● **A block of data**:
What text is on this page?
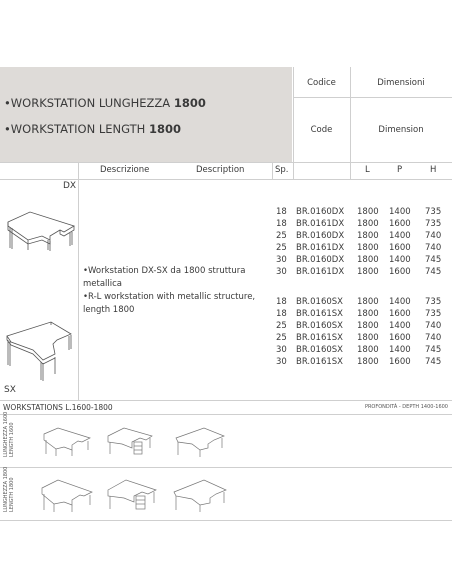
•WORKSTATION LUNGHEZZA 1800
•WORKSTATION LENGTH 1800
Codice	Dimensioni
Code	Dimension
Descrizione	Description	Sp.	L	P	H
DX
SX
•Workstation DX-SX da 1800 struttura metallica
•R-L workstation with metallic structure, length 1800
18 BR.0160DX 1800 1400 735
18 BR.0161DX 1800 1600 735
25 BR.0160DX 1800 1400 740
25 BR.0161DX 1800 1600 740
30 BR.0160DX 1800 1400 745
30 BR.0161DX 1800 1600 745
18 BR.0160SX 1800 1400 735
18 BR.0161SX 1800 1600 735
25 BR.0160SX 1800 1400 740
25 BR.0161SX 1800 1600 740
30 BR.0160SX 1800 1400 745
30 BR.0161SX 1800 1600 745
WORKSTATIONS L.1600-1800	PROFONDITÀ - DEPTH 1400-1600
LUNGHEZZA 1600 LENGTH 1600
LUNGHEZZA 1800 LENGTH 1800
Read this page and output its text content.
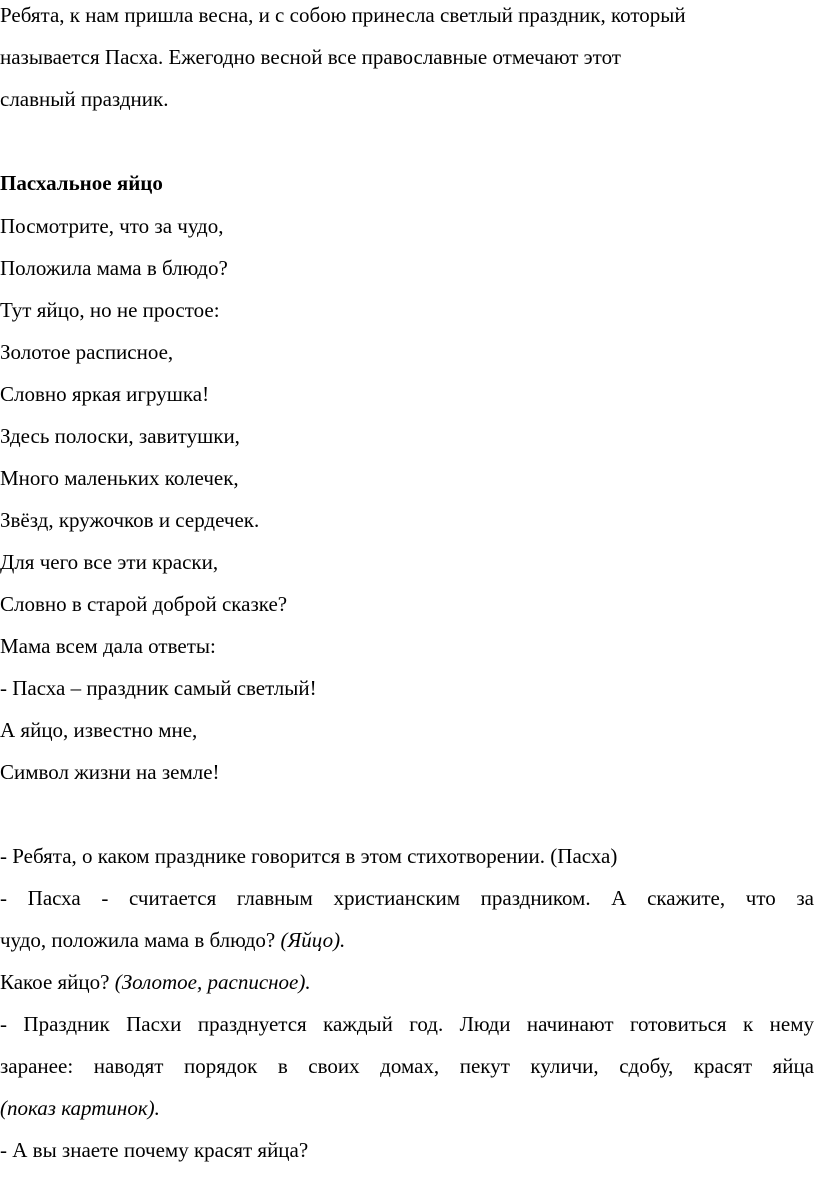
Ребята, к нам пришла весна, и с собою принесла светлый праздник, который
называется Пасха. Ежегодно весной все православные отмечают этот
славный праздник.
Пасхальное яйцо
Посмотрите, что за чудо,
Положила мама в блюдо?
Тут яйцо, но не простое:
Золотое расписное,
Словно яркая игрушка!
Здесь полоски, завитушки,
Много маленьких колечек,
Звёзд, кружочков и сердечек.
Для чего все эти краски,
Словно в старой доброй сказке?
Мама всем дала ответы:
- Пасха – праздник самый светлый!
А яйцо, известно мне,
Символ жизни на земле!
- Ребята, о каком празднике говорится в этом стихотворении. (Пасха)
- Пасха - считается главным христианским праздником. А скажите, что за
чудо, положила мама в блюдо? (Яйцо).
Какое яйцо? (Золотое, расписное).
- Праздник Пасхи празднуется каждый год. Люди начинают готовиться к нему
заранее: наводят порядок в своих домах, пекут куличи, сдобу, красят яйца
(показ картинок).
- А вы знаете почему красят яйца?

● **Problem details**: Write out the data precisely as given, excluding the pictures.

● **Response to the exercise**:
What text is on this page?
•WORKSTATION LUNGHEZZA 1800
•WORKSTATION LENGTH 1800
Codice	Dimensioni
Code	Dimension
Descrizione	Description	Sp.	L	P	H
DX
SX
•Workstation DX-SX da 1800 struttura metallica
•R-L workstation with metallic structure, length 1800
18 BR.0160DX 1800 1400 735
18 BR.0161DX 1800 1600 735
25 BR.0160DX 1800 1400 740
25 BR.0161DX 1800 1600 740
30 BR.0160DX 1800 1400 745
30 BR.0161DX 1800 1600 745
18 BR.0160SX 1800 1400 735
18 BR.0161SX 1800 1600 735
25 BR.0160SX 1800 1400 740
25 BR.0161SX 1800 1600 740
30 BR.0160SX 1800 1400 745
30 BR.0161SX 1800 1600 745
WORKSTATIONS L.1600-1800	PROFONDITÀ - DEPTH 1400-1600
LUNGHEZZA 1600 LENGTH 1600
LUNGHEZZA 1800 LENGTH 1800
Read this page and output its text content.
Ребята, к нам пришла весна, и с собою принесла светлый праздник, который
называется Пасха. Ежегодно весной все православные отмечают этот
славный праздник.
Пасхальное яйцо
Посмотрите, что за чудо,
Положила мама в блюдо?
Тут яйцо, но не простое:
Золотое расписное,
Словно яркая игрушка!
Здесь полоски, завитушки,
Много маленьких колечек,
Звёзд, кружочков и сердечек.
Для чего все эти краски,
Словно в старой доброй сказке?
Мама всем дала ответы:
- Пасха – праздник самый светлый!
А яйцо, известно мне,
Символ жизни на земле!
- Ребята, о каком празднике говорится в этом стихотворении. (Пасха)
- Пасха - считается главным христианским праздником. А скажите, что за
чудо, положила мама в блюдо? (Яйцо).
Какое яйцо? (Золотое, расписное).
- Праздник Пасхи празднуется каждый год. Люди начинают готовиться к нему
заранее: наводят порядок в своих домах, пекут куличи, сдобу, красят яйца
(показ картинок).
- А вы знаете почему красят яйца?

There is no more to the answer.